-- EXTRACTED ENTRIES --

>> BEGIN

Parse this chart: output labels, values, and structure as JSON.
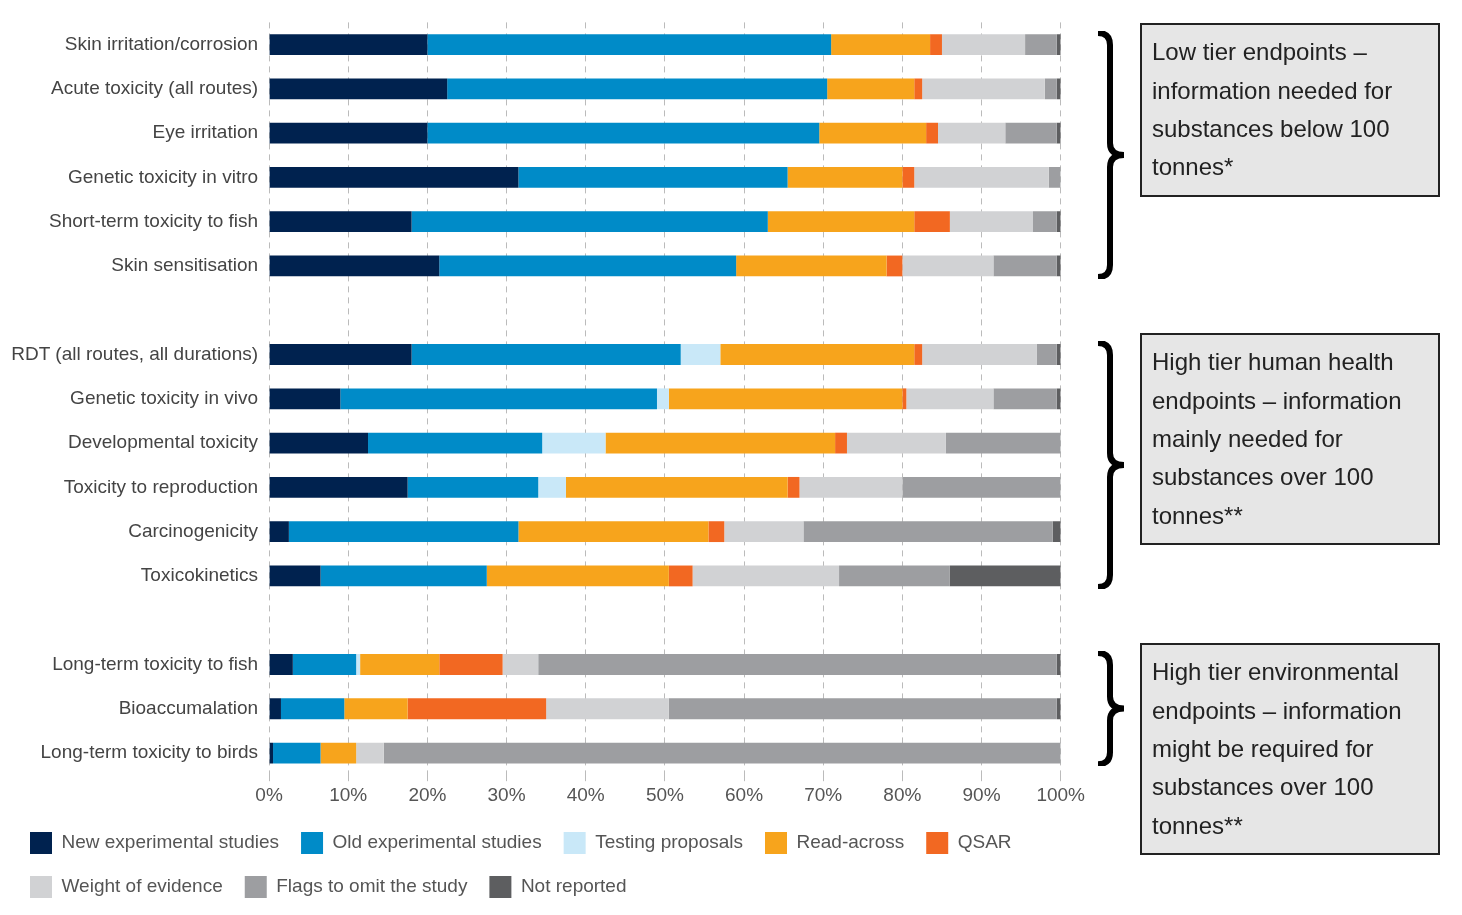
{
  "chart_data": {
    "type": "bar",
    "orientation": "horizontal",
    "stacked": true,
    "grid": "x",
    "legend": "bottom",
    "categories": [
      "Skin irritation/corrosion",
      "Acute toxicity (all routes)",
      "Eye irritation",
      "Genetic toxicity in vitro",
      "Short-term toxicity to fish",
      "Skin sensitisation",
      null,
      "RDT (all routes, all durations)",
      "Genetic toxicity in vivo",
      "Developmental toxicity",
      "Toxicity to reproduction",
      "Carcinogenicity",
      "Toxicokinetics",
      null,
      "Long-term toxicity to fish",
      "Bioaccumalation",
      "Long-term toxicity to birds"
    ],
    "xlim": [
      0,
      100
    ],
    "xticks": [
      {
        "value": 0,
        "label": "0%"
      },
      {
        "value": 10,
        "label": "10%"
      },
      {
        "value": 20,
        "label": "20%"
      },
      {
        "value": 30,
        "label": "30%"
      },
      {
        "value": 40,
        "label": "40%"
      },
      {
        "value": 50,
        "label": "50%"
      },
      {
        "value": 60,
        "label": "60%"
      },
      {
        "value": 70,
        "label": "70%"
      },
      {
        "value": 80,
        "label": "80%"
      },
      {
        "value": 90,
        "label": "90%"
      },
      {
        "value": 100,
        "label": "100%"
      }
    ],
    "series": [
      {
        "name": "New experimental studies",
        "color": "#00224f",
        "values": [
          20,
          22.5,
          20,
          31.5,
          18,
          21.5,
          null,
          18,
          9,
          12.5,
          17.5,
          2.5,
          6.5,
          null,
          3,
          1.5,
          0.5
        ]
      },
      {
        "name": "Old experimental studies",
        "color": "#008bc8",
        "values": [
          51,
          48,
          49.5,
          34,
          45,
          37.5,
          null,
          34,
          40,
          22,
          16.5,
          29,
          21,
          null,
          8,
          8,
          6
        ]
      },
      {
        "name": "Testing proposals",
        "color": "#c9e8f8",
        "values": [
          0,
          0,
          0,
          0,
          0,
          0,
          null,
          5,
          1.5,
          8,
          3.5,
          0,
          0,
          null,
          0.5,
          0,
          0
        ]
      },
      {
        "name": "Read-across",
        "color": "#f7a41c",
        "values": [
          12.5,
          11,
          13.5,
          14.5,
          18.5,
          19,
          null,
          24.5,
          29.5,
          29,
          28,
          24,
          23,
          null,
          10,
          8,
          4.5
        ]
      },
      {
        "name": "QSAR",
        "color": "#f26822",
        "values": [
          1.5,
          1,
          1.5,
          1.5,
          4.5,
          2,
          null,
          1,
          0.5,
          1.5,
          1.5,
          2,
          3,
          null,
          8,
          17.5,
          0
        ]
      },
      {
        "name": "Weight of evidence",
        "color": "#d1d2d4",
        "values": [
          10.5,
          15.5,
          8.5,
          17,
          10.5,
          11.5,
          null,
          14.5,
          11,
          12.5,
          13,
          10,
          18.5,
          null,
          4.5,
          15.5,
          3.5
        ]
      },
      {
        "name": "Flags to omit the study",
        "color": "#9d9ea1",
        "values": [
          4,
          1.5,
          6.5,
          1.5,
          3,
          8,
          null,
          2.5,
          8,
          14.5,
          20,
          31.5,
          14,
          null,
          65.5,
          49,
          85.5
        ]
      },
      {
        "name": "Not reported",
        "color": "#5d5e60",
        "values": [
          0.5,
          0.5,
          0.5,
          0,
          0.5,
          0.5,
          null,
          0.5,
          0.5,
          0,
          0,
          1,
          14,
          null,
          0.5,
          0.5,
          0
        ]
      }
    ],
    "annotations": [
      "Low tier endpoints – information needed for substances below 100 tonnes*",
      "High tier human health endpoints – information mainly needed for substances over 100 tonnes**",
      "High tier environmental endpoints – information might be required for substances over 100 tonnes**"
    ]
  }
}
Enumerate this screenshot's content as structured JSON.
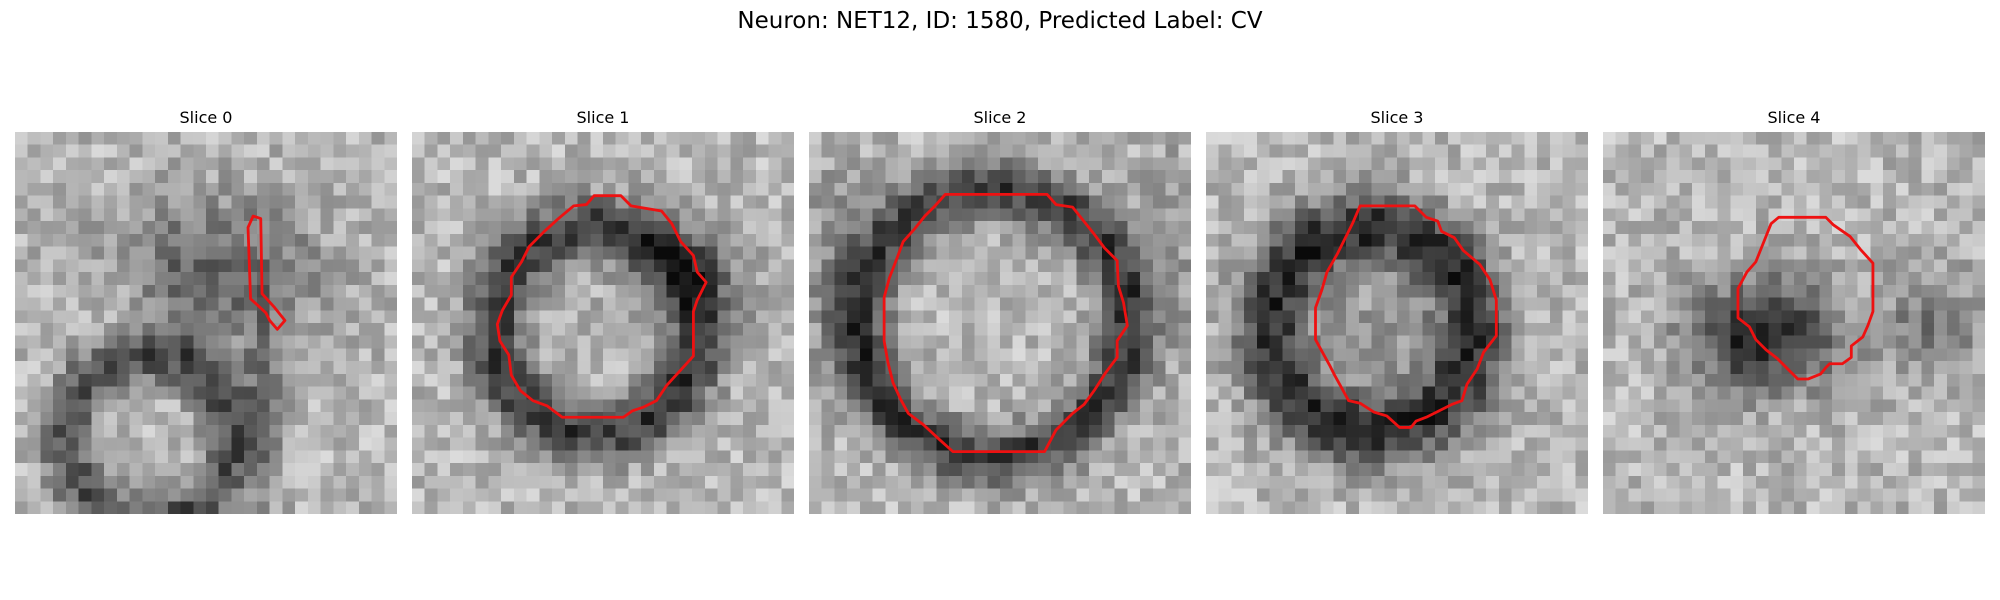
{
  "figure": {
    "title": "Neuron: NET12, ID: 1580, Predicted Label: CV"
  },
  "panels": [
    {
      "title": "Slice 0",
      "kind": "em-patch-0"
    },
    {
      "title": "Slice 1",
      "kind": "em-patch-1"
    },
    {
      "title": "Slice 2",
      "kind": "em-patch-2"
    },
    {
      "title": "Slice 3",
      "kind": "em-patch-3"
    },
    {
      "title": "Slice 4",
      "kind": "em-patch-4"
    }
  ],
  "colors": {
    "contour": "#ee1111"
  }
}
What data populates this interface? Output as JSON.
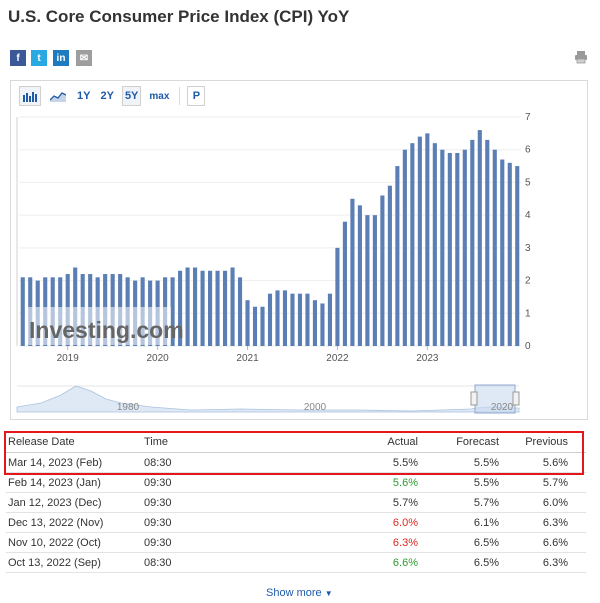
{
  "title": "U.S. Core Consumer Price Index (CPI) YoY",
  "share": {
    "facebook": "f",
    "twitter": "t",
    "linkedin": "in",
    "email": "✉"
  },
  "toolbar": {
    "range_1y": "1Y",
    "range_2y": "2Y",
    "range_5y": "5Y",
    "range_max": "max",
    "p_label": "P"
  },
  "chart_data": [
    {
      "type": "bar",
      "title": "",
      "xlabel": "",
      "ylabel": "",
      "ylim": [
        0,
        7
      ],
      "yticks": [
        "0",
        "1",
        "2",
        "3",
        "4",
        "5",
        "6",
        "7"
      ],
      "xtick_labels": [
        "2019",
        "2020",
        "2021",
        "2022",
        "2023"
      ],
      "watermark": "Investing.com",
      "values": [
        2.1,
        2.1,
        2.0,
        2.1,
        2.1,
        2.1,
        2.2,
        2.4,
        2.2,
        2.2,
        2.1,
        2.2,
        2.2,
        2.2,
        2.1,
        2.0,
        2.1,
        2.0,
        2.0,
        2.1,
        2.1,
        2.3,
        2.4,
        2.4,
        2.3,
        2.3,
        2.3,
        2.3,
        2.4,
        2.1,
        1.4,
        1.2,
        1.2,
        1.6,
        1.7,
        1.7,
        1.6,
        1.6,
        1.6,
        1.4,
        1.3,
        1.6,
        3.0,
        3.8,
        4.5,
        4.3,
        4.0,
        4.0,
        4.6,
        4.9,
        5.5,
        6.0,
        6.2,
        6.4,
        6.5,
        6.2,
        6.0,
        5.9,
        5.9,
        6.0,
        6.3,
        6.6,
        6.3,
        6.0,
        5.7,
        5.6,
        5.5
      ],
      "color": "#5b7fb4"
    },
    {
      "type": "area",
      "role": "navigator",
      "xtick_labels": [
        "1980",
        "2000",
        "2020"
      ]
    }
  ],
  "table": {
    "headers": {
      "date": "Release Date",
      "time": "Time",
      "actual": "Actual",
      "forecast": "Forecast",
      "previous": "Previous"
    },
    "rows": [
      {
        "date": "Mar 14, 2023 (Feb)",
        "time": "08:30",
        "actual": "5.5%",
        "forecast": "5.5%",
        "previous": "5.6%",
        "actual_status": "neutral"
      },
      {
        "date": "Feb 14, 2023 (Jan)",
        "time": "09:30",
        "actual": "5.6%",
        "forecast": "5.5%",
        "previous": "5.7%",
        "actual_status": "green"
      },
      {
        "date": "Jan 12, 2023 (Dec)",
        "time": "09:30",
        "actual": "5.7%",
        "forecast": "5.7%",
        "previous": "6.0%",
        "actual_status": "neutral"
      },
      {
        "date": "Dec 13, 2022 (Nov)",
        "time": "09:30",
        "actual": "6.0%",
        "forecast": "6.1%",
        "previous": "6.3%",
        "actual_status": "red"
      },
      {
        "date": "Nov 10, 2022 (Oct)",
        "time": "09:30",
        "actual": "6.3%",
        "forecast": "6.5%",
        "previous": "6.6%",
        "actual_status": "red"
      },
      {
        "date": "Oct 13, 2022 (Sep)",
        "time": "08:30",
        "actual": "6.6%",
        "forecast": "6.5%",
        "previous": "6.3%",
        "actual_status": "green"
      }
    ]
  },
  "show_more": "Show more"
}
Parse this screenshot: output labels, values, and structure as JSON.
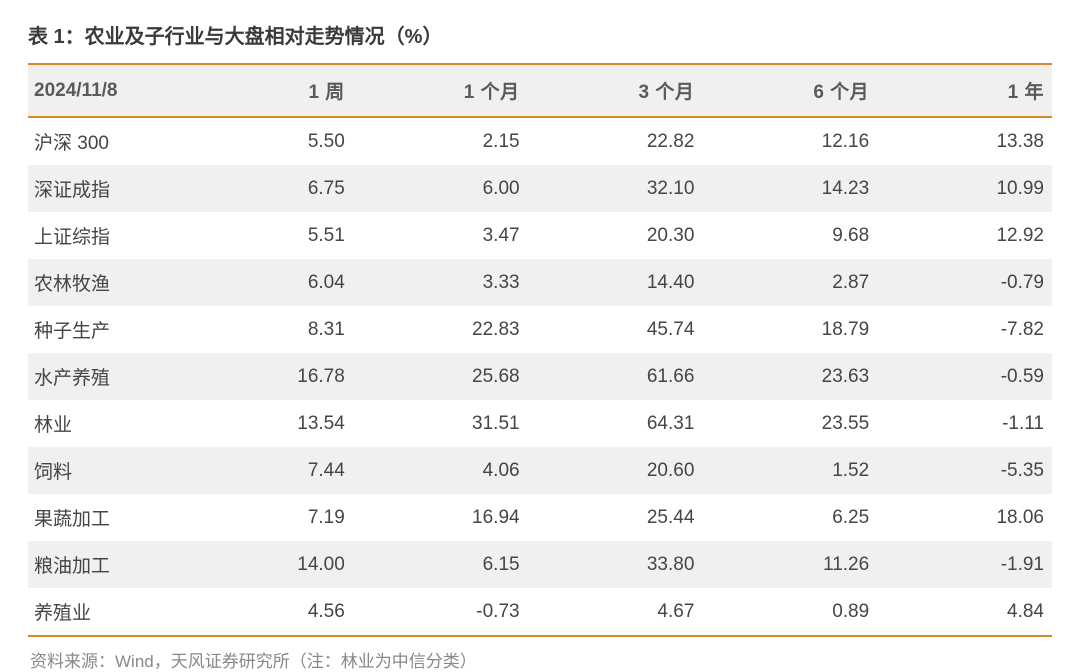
{
  "title": "表 1：农业及子行业与大盘相对走势情况（%）",
  "footnote": "资料来源：Wind，天风证券研究所（注：林业为中信分类）",
  "colors": {
    "accent_border": "#d88a2a",
    "row_stripe": "#f2f0ee",
    "row_plain": "#ffffff",
    "title_text": "#3a3a3a",
    "header_text": "#5a5a5a",
    "cell_text": "#454545",
    "footnote_text": "#888888"
  },
  "typography": {
    "title_fontsize": 20,
    "header_fontsize": 19,
    "cell_fontsize": 19,
    "footnote_fontsize": 17,
    "title_weight": "bold",
    "header_weight": "bold"
  },
  "table": {
    "type": "table",
    "columns": [
      "2024/11/8",
      "1 周",
      "1 个月",
      "3 个月",
      "6 个月",
      "1 年"
    ],
    "col_widths_pct": [
      14,
      17.2,
      17.2,
      17.2,
      17.2,
      17.2
    ],
    "alignments": [
      "left",
      "right",
      "right",
      "right",
      "right",
      "right"
    ],
    "rows": [
      [
        "沪深 300",
        "5.50",
        "2.15",
        "22.82",
        "12.16",
        "13.38"
      ],
      [
        "深证成指",
        "6.75",
        "6.00",
        "32.10",
        "14.23",
        "10.99"
      ],
      [
        "上证综指",
        "5.51",
        "3.47",
        "20.30",
        "9.68",
        "12.92"
      ],
      [
        "农林牧渔",
        "6.04",
        "3.33",
        "14.40",
        "2.87",
        "-0.79"
      ],
      [
        "种子生产",
        "8.31",
        "22.83",
        "45.74",
        "18.79",
        "-7.82"
      ],
      [
        "水产养殖",
        "16.78",
        "25.68",
        "61.66",
        "23.63",
        "-0.59"
      ],
      [
        "林业",
        "13.54",
        "31.51",
        "64.31",
        "23.55",
        "-1.11"
      ],
      [
        "饲料",
        "7.44",
        "4.06",
        "20.60",
        "1.52",
        "-5.35"
      ],
      [
        "果蔬加工",
        "7.19",
        "16.94",
        "25.44",
        "6.25",
        "18.06"
      ],
      [
        "粮油加工",
        "14.00",
        "6.15",
        "33.80",
        "11.26",
        "-1.91"
      ],
      [
        "养殖业",
        "4.56",
        "-0.73",
        "4.67",
        "0.89",
        "4.84"
      ]
    ]
  }
}
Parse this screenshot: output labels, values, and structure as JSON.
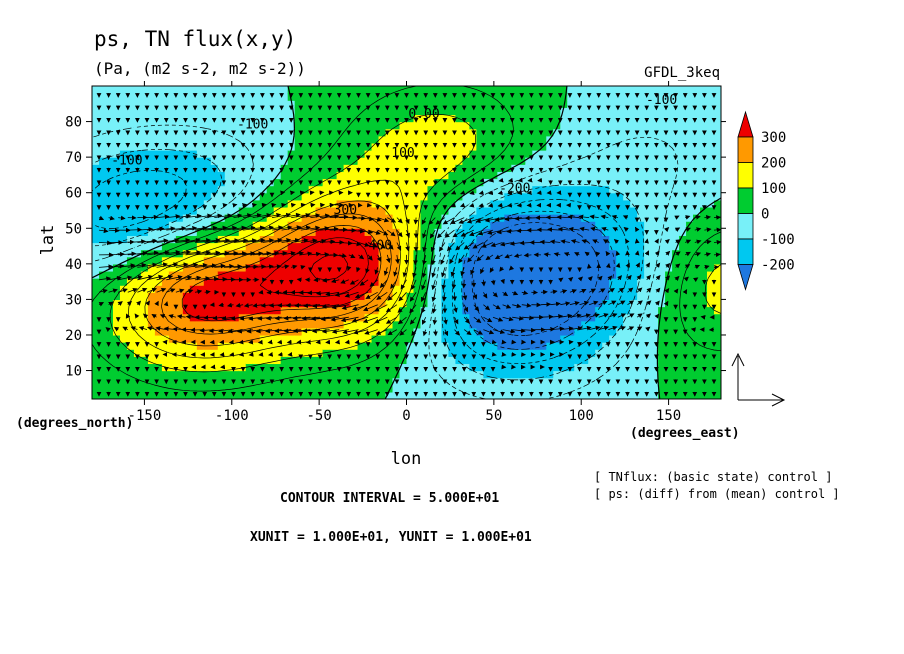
{
  "figure": {
    "title": "ps, TN flux(x,y)",
    "subtitle": "(Pa, (m2 s-2, m2 s-2))",
    "experiment_label": "GFDL_3keq",
    "contour_interval_text": "CONTOUR INTERVAL = 5.000E+01",
    "unit_text": "XUNIT = 1.000E+01, YUNIT = 1.000E+01",
    "note_line1": "[ TNflux: (basic state) control ]",
    "note_line2": "[ ps: (diff) from (mean) control ]"
  },
  "chart_data": {
    "type": "heatmap",
    "title": "ps, TN flux(x,y)",
    "subtitle": "(Pa, (m2 s-2, m2 s-2))",
    "xlabel": "lon",
    "ylabel": "lat",
    "x_units_label": "(degrees_east)",
    "y_units_label": "(degrees_north)",
    "xlim": [
      -180,
      180
    ],
    "ylim": [
      2,
      90
    ],
    "x_ticks": [
      -150,
      -100,
      -50,
      0,
      50,
      100,
      150
    ],
    "x_tick_labels": [
      "-150",
      "-100",
      "-50",
      "0",
      "50",
      "100",
      "150"
    ],
    "y_ticks": [
      10,
      20,
      30,
      40,
      50,
      60,
      70,
      80
    ],
    "y_tick_labels": [
      "10",
      "20",
      "30",
      "40",
      "50",
      "60",
      "70",
      "80"
    ],
    "contour_interval": 50,
    "colorbar": {
      "levels": [
        -200,
        -100,
        0,
        100,
        200,
        300
      ],
      "tick_labels": [
        "300",
        "200",
        "100",
        "0",
        "-100",
        "-200"
      ],
      "colors": [
        "#1e78e0",
        "#00c8f0",
        "#78f0f8",
        "#00cc30",
        "#ffff00",
        "#ff9900",
        "#ee0000"
      ]
    },
    "contour_labels": [
      {
        "text": "-100",
        "x": -160,
        "y": 68
      },
      {
        "text": "-100",
        "x": -88,
        "y": 78
      },
      {
        "text": "0.00",
        "x": 10,
        "y": 81
      },
      {
        "text": "-100",
        "x": 146,
        "y": 85
      },
      {
        "text": "100",
        "x": -2,
        "y": 70
      },
      {
        "text": "300",
        "x": -35,
        "y": 54
      },
      {
        "text": "400",
        "x": -15,
        "y": 44
      },
      {
        "text": "-200",
        "x": 62,
        "y": 60
      }
    ],
    "pressure_anomaly_centers": [
      {
        "lon": -160,
        "lat": 52,
        "value": -200
      },
      {
        "lon": -110,
        "lat": 58,
        "value": -100
      },
      {
        "lon": -35,
        "lat": 40,
        "value": 400
      },
      {
        "lon": -120,
        "lat": 32,
        "value": 350
      },
      {
        "lon": 55,
        "lat": 45,
        "value": -250
      },
      {
        "lon": 60,
        "lat": 25,
        "value": -200
      },
      {
        "lon": 125,
        "lat": 38,
        "value": -200
      },
      {
        "lon": 20,
        "lat": 70,
        "value": 150
      },
      {
        "lon": 140,
        "lat": 70,
        "value": -50
      },
      {
        "lon": 165,
        "lat": 35,
        "value": 200
      }
    ],
    "flux_reference_vector": {
      "x": 10,
      "y": 10
    }
  }
}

>> END

-- GIVEN INSTRUCTION --
From the records given above, copy all lines containing "forecast".

-- RESPONSE BELOW --
      "forecast": "Forecast",
        "forecast": "5.5%",
        "forecast": "5.5%",
        "forecast": "5.7%",
        "forecast": "6.1%",
        "forecast": "6.5%",
        "forecast": "6.5%",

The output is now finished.